(Source data)
--- BEGIN ---

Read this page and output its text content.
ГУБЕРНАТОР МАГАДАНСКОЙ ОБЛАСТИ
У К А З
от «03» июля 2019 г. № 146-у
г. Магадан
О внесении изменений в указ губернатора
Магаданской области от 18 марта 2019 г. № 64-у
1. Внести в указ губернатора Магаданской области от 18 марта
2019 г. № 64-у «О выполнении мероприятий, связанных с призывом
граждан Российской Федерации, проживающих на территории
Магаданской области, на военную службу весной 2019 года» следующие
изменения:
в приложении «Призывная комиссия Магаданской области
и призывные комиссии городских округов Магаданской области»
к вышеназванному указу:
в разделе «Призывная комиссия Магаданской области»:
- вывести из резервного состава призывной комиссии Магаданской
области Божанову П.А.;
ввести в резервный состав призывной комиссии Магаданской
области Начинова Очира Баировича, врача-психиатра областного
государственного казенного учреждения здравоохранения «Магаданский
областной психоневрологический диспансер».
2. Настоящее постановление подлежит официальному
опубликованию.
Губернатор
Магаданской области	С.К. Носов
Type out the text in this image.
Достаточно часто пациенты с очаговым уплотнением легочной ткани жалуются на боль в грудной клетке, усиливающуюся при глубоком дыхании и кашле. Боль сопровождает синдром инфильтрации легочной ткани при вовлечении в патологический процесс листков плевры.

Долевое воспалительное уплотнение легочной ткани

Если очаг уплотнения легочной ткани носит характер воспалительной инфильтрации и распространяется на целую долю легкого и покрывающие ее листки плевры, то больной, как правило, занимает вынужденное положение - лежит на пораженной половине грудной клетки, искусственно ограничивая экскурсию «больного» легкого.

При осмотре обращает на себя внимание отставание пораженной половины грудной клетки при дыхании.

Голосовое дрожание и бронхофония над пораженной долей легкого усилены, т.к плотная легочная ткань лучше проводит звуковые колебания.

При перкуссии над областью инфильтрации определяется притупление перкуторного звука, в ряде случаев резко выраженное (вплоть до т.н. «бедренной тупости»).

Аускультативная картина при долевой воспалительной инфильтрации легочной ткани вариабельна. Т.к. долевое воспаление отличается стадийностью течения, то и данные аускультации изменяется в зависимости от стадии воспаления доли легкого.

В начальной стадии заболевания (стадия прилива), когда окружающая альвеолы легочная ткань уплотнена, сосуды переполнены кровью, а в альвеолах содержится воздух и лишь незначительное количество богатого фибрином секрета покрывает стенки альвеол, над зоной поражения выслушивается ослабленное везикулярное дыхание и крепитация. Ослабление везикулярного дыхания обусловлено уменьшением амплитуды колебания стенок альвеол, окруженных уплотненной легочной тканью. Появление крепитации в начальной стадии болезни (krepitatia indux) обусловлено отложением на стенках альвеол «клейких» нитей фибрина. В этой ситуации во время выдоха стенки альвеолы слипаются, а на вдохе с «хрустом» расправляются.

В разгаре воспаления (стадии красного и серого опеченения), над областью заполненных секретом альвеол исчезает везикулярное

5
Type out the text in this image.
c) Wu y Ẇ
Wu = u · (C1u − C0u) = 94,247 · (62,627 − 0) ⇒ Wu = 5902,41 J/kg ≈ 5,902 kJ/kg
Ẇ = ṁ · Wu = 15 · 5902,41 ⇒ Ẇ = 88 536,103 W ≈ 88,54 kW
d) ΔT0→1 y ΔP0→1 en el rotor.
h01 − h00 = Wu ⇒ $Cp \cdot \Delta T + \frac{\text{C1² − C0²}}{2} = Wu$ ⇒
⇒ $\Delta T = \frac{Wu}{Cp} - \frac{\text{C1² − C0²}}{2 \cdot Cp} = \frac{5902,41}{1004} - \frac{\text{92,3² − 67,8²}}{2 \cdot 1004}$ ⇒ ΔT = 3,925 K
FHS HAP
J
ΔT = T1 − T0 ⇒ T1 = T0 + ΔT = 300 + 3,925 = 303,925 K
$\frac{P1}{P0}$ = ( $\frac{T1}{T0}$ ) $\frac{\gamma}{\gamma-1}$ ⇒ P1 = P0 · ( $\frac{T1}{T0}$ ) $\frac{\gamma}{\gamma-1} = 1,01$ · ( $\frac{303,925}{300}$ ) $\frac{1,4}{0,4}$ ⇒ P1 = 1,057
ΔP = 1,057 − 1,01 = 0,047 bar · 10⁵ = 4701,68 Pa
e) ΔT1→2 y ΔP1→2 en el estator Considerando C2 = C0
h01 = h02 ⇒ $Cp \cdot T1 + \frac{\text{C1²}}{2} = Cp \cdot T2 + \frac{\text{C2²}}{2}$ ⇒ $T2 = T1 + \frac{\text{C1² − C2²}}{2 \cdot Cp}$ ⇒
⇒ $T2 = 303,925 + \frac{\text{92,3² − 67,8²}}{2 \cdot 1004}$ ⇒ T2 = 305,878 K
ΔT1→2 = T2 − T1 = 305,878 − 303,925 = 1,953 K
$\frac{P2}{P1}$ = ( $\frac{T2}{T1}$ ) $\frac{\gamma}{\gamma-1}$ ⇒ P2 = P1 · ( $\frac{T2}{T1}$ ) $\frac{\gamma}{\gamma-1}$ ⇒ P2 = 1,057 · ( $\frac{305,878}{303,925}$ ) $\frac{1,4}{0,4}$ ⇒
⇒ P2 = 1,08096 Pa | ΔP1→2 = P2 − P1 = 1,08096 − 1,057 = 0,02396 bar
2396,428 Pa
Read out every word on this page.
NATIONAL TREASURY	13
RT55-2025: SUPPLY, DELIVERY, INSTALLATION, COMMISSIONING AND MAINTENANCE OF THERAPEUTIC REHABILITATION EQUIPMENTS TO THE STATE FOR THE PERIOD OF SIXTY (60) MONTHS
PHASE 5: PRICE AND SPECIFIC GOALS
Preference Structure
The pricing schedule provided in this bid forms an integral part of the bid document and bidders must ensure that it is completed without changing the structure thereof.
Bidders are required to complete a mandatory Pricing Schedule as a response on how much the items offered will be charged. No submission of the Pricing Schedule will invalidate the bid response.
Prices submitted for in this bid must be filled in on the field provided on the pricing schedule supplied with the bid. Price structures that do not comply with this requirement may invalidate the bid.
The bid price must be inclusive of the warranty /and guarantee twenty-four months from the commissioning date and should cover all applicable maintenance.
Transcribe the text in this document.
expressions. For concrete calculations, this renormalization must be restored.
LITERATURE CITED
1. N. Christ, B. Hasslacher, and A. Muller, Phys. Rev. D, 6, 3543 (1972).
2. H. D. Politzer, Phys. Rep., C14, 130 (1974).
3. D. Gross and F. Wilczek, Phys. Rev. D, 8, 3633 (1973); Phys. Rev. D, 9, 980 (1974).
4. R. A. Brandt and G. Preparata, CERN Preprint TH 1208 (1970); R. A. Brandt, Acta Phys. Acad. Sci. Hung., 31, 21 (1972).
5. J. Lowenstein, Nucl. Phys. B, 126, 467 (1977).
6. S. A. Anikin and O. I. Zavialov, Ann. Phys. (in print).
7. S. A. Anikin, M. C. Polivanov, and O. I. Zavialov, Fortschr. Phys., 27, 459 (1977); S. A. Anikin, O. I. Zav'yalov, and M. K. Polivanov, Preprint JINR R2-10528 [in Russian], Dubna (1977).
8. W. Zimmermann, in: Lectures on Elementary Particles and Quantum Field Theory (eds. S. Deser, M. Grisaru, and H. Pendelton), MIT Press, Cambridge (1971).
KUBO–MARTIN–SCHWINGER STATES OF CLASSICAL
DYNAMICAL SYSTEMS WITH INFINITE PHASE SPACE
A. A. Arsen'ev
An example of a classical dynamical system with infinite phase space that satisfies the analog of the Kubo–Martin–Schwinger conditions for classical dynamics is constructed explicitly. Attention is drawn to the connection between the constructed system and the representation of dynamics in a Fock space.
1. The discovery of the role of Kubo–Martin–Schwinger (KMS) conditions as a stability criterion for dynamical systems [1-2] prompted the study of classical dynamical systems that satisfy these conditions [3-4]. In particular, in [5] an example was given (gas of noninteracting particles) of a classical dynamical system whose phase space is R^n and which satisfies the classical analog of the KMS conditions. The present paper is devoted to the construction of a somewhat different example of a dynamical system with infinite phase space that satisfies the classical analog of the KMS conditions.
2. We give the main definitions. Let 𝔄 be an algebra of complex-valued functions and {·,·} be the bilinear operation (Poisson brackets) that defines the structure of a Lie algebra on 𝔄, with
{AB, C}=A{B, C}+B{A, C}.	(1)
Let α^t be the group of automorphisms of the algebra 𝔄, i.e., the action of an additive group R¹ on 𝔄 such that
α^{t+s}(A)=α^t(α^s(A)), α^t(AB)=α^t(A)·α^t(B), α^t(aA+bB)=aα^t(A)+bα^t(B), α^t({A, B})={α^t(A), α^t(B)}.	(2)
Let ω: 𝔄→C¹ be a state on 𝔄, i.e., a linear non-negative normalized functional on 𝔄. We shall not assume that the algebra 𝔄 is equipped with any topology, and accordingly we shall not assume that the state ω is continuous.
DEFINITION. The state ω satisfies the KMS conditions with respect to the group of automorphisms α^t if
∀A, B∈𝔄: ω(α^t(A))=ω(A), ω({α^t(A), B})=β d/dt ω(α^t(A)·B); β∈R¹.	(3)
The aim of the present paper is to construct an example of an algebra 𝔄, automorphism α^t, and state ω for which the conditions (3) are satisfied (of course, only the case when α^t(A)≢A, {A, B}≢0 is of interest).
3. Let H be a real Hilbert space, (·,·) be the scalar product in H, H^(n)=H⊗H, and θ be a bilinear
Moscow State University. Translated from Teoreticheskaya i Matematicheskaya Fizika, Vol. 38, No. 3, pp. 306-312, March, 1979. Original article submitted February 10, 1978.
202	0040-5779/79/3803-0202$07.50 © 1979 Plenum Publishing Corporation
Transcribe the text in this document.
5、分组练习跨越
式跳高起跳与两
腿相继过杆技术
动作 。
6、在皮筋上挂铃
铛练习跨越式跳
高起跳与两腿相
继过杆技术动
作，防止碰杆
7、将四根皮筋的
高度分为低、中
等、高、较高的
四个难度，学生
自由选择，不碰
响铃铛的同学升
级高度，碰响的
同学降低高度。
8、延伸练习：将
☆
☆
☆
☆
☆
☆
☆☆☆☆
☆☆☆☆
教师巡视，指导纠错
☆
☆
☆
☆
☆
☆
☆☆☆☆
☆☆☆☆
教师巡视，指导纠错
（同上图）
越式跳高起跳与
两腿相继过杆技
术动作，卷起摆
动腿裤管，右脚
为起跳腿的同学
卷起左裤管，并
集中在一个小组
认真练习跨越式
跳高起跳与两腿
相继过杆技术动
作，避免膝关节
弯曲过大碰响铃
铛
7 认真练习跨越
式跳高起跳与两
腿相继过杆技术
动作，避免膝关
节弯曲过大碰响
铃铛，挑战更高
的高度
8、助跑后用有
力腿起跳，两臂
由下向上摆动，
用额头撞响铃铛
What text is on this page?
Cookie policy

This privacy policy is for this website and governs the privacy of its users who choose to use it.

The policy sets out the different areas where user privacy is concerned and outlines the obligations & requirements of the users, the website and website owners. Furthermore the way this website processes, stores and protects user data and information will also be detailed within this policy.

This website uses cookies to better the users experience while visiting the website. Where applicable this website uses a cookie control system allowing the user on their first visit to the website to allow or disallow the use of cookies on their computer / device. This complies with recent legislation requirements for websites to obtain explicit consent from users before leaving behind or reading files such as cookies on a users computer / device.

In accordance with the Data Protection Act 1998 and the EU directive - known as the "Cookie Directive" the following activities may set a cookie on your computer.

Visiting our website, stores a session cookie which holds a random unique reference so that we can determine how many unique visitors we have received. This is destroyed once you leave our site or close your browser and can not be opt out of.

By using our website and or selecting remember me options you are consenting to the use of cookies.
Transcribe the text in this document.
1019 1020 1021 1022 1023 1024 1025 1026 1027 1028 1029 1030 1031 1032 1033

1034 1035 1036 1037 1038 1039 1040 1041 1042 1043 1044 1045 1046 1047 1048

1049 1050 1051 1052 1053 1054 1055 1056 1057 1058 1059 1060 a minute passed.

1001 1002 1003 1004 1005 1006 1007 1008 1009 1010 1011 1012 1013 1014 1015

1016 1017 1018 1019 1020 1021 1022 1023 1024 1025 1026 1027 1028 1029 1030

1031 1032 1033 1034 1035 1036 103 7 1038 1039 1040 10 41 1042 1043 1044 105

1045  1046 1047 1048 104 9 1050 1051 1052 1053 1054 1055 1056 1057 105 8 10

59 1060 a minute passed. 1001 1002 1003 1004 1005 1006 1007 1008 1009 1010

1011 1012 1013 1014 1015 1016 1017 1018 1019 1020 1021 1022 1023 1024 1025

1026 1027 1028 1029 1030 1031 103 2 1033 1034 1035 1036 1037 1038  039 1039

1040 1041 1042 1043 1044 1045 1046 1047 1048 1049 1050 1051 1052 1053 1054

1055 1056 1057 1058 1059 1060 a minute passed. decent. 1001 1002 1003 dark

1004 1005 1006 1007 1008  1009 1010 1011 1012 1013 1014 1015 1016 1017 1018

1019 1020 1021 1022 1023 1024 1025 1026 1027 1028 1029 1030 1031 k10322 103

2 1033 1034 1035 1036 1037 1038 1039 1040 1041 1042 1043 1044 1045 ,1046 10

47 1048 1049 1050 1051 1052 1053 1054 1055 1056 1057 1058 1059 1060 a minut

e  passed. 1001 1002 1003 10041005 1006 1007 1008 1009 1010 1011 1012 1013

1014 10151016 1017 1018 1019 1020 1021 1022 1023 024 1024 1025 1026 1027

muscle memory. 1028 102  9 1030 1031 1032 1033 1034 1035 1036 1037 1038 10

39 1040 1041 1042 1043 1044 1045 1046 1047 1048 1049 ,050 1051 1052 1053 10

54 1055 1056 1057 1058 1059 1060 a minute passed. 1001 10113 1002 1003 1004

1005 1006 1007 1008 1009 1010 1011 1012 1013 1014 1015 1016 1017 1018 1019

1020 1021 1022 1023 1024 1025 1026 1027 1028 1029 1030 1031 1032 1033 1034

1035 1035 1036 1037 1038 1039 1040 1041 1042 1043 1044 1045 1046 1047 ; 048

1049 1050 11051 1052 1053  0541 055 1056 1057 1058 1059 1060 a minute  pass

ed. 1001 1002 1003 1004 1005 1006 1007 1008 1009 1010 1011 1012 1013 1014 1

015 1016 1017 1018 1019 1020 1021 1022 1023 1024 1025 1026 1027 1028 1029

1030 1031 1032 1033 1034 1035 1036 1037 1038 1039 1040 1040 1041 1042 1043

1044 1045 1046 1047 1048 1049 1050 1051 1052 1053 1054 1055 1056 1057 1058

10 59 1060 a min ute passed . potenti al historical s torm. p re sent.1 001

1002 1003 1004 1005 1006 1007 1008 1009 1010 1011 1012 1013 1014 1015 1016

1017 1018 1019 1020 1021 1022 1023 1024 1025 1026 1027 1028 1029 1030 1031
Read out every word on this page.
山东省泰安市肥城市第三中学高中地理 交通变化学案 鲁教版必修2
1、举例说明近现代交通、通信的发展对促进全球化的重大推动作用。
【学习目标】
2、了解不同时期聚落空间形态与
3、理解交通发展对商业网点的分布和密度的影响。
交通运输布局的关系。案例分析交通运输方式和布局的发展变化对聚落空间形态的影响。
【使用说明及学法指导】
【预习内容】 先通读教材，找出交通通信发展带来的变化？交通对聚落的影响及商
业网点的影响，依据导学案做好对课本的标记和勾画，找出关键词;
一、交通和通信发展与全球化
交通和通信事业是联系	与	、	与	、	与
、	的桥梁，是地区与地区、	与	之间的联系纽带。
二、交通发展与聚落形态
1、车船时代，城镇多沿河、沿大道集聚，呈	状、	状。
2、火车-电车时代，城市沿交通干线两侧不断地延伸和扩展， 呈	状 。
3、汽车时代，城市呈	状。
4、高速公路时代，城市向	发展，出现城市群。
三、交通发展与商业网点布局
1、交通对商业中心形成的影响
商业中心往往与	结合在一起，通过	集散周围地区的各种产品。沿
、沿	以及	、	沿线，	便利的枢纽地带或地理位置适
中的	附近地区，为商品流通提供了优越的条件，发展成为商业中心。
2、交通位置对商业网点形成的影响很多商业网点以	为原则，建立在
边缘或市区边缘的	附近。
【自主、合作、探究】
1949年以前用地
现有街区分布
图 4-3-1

--- END ---

Examine the records and pull out every line where the string "комиссии" occurs.

и призывные комиссии городских округов Магаданской области»
- вывести из резервного состава призывной комиссии Магаданской
ввести в резервный состав призывной комиссии Магаданской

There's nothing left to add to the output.